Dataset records
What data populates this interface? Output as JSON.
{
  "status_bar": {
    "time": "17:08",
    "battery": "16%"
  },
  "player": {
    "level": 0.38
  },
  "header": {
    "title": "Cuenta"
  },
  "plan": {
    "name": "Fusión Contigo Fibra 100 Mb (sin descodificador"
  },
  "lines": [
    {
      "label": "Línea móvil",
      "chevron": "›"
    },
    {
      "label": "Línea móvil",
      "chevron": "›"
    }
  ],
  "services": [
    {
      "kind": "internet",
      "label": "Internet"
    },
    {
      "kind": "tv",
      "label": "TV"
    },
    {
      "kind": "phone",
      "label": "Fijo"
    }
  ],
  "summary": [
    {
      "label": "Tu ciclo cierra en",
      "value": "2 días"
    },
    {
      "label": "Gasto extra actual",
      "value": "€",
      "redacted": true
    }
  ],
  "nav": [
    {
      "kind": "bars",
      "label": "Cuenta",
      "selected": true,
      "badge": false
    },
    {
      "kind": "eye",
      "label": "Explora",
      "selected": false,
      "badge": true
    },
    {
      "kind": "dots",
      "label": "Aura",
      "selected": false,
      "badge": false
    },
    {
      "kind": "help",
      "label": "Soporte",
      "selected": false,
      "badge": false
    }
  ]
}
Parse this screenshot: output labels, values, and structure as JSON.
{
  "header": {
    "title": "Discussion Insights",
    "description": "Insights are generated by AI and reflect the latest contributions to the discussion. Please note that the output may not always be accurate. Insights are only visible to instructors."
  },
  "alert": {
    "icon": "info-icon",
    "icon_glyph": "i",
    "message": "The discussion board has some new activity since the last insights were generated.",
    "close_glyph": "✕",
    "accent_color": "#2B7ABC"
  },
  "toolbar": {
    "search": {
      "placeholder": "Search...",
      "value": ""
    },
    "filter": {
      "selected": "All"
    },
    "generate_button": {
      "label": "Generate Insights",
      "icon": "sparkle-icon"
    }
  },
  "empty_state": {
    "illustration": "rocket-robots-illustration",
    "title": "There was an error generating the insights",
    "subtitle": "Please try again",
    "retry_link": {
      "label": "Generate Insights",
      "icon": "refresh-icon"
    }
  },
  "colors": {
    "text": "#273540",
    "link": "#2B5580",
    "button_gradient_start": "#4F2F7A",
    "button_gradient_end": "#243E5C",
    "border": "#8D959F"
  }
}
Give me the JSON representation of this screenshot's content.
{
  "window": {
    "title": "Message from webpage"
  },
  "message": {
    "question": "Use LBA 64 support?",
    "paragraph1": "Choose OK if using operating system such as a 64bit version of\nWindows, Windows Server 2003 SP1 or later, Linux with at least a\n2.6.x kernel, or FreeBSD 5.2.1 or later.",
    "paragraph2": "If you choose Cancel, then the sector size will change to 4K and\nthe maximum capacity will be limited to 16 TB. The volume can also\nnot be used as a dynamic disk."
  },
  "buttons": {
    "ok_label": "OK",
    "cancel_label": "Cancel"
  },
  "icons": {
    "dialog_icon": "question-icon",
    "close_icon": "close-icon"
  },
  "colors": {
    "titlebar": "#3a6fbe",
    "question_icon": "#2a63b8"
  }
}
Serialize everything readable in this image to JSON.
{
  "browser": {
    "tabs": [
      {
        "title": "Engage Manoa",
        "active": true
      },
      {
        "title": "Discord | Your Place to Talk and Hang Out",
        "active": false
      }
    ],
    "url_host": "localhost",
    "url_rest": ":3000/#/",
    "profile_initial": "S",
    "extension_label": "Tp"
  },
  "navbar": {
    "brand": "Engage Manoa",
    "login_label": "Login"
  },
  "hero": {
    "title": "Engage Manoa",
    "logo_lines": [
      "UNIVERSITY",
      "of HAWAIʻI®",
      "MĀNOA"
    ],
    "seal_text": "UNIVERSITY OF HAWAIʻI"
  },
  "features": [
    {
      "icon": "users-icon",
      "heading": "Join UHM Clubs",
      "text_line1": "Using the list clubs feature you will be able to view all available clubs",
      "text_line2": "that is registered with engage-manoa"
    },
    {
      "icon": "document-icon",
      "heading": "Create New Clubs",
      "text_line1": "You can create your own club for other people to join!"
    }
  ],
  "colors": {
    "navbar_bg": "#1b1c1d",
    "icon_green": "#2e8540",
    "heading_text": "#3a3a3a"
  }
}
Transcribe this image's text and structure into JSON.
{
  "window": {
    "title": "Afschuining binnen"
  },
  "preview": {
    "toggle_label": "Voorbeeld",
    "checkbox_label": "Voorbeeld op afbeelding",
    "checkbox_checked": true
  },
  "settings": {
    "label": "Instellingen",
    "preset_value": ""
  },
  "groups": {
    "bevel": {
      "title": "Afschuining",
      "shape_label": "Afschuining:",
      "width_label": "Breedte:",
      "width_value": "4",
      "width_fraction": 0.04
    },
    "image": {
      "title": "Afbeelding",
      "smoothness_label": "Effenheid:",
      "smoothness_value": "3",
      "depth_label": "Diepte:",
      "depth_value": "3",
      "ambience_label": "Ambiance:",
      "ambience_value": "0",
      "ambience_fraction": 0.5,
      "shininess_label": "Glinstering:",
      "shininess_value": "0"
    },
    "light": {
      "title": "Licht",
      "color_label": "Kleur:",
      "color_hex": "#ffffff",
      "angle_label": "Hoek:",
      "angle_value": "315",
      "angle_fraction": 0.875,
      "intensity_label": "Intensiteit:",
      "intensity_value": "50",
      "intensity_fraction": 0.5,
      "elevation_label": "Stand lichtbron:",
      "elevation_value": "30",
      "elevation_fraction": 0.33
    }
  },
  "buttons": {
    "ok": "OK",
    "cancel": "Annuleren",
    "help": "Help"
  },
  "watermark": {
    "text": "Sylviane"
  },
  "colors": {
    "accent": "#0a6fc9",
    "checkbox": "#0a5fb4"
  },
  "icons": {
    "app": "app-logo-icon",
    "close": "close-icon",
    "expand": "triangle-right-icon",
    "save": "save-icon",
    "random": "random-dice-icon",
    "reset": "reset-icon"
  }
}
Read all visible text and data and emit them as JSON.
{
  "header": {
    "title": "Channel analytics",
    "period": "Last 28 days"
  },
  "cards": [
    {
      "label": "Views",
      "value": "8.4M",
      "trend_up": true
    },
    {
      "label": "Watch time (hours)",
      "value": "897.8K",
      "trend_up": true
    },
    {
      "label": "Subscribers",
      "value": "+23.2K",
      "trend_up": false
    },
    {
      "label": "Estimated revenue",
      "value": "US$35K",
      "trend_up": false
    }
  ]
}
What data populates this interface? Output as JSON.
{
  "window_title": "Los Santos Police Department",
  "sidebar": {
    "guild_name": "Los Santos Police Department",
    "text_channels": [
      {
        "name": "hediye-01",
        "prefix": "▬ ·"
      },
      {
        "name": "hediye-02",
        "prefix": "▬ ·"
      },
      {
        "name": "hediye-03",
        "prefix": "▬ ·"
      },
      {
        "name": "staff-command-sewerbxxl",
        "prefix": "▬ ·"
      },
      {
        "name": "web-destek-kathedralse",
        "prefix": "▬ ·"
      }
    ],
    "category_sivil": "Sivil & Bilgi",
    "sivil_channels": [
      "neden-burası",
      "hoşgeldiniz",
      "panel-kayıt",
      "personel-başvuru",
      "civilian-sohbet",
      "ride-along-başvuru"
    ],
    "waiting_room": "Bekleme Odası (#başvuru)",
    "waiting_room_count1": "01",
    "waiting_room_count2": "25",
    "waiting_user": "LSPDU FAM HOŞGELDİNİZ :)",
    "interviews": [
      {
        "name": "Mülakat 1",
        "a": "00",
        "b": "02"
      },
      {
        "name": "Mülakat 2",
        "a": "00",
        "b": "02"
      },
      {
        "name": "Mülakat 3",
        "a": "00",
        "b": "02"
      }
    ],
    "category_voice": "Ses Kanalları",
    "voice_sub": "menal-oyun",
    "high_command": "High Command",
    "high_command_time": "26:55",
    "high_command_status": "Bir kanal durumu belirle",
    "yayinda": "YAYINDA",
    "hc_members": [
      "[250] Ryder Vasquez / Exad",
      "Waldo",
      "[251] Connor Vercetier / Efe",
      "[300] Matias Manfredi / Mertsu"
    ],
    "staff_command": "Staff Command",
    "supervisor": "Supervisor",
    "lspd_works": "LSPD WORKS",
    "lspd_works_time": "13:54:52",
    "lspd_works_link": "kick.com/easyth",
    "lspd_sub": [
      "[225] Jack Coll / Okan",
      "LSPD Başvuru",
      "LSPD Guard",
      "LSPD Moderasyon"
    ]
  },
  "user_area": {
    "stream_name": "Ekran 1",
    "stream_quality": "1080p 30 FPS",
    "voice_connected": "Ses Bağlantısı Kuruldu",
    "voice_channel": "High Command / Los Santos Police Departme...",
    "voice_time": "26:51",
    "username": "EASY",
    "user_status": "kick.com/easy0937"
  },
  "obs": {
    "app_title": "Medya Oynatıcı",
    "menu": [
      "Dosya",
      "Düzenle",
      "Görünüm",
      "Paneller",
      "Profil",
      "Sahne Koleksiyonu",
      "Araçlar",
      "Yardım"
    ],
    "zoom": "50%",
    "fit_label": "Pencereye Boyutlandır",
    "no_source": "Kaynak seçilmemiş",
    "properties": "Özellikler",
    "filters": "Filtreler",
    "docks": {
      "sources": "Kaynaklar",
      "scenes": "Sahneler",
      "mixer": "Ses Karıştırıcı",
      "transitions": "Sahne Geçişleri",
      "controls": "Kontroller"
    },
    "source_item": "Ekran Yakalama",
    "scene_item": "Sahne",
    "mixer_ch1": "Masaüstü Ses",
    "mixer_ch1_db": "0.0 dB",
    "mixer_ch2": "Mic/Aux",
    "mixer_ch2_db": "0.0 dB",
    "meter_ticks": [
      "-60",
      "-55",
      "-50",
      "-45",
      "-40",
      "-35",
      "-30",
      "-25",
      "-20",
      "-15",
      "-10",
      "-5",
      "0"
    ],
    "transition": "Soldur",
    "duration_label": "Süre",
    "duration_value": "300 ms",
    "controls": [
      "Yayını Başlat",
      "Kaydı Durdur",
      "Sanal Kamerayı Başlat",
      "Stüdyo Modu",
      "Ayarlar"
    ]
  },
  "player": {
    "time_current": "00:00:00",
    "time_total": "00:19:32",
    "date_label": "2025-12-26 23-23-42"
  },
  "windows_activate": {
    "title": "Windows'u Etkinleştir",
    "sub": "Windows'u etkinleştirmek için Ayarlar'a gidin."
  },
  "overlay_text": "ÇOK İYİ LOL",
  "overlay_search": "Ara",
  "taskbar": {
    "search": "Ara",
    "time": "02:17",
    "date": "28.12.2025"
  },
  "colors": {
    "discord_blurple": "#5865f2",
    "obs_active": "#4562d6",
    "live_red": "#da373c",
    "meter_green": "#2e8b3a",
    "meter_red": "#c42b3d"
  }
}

The request =
Identify the lines in the entries above that contain "screenshot", then copy them out.

Expected output =
Parse this screenshot: output labels, values, and structure as JSON.
Give me the JSON representation of this screenshot's content.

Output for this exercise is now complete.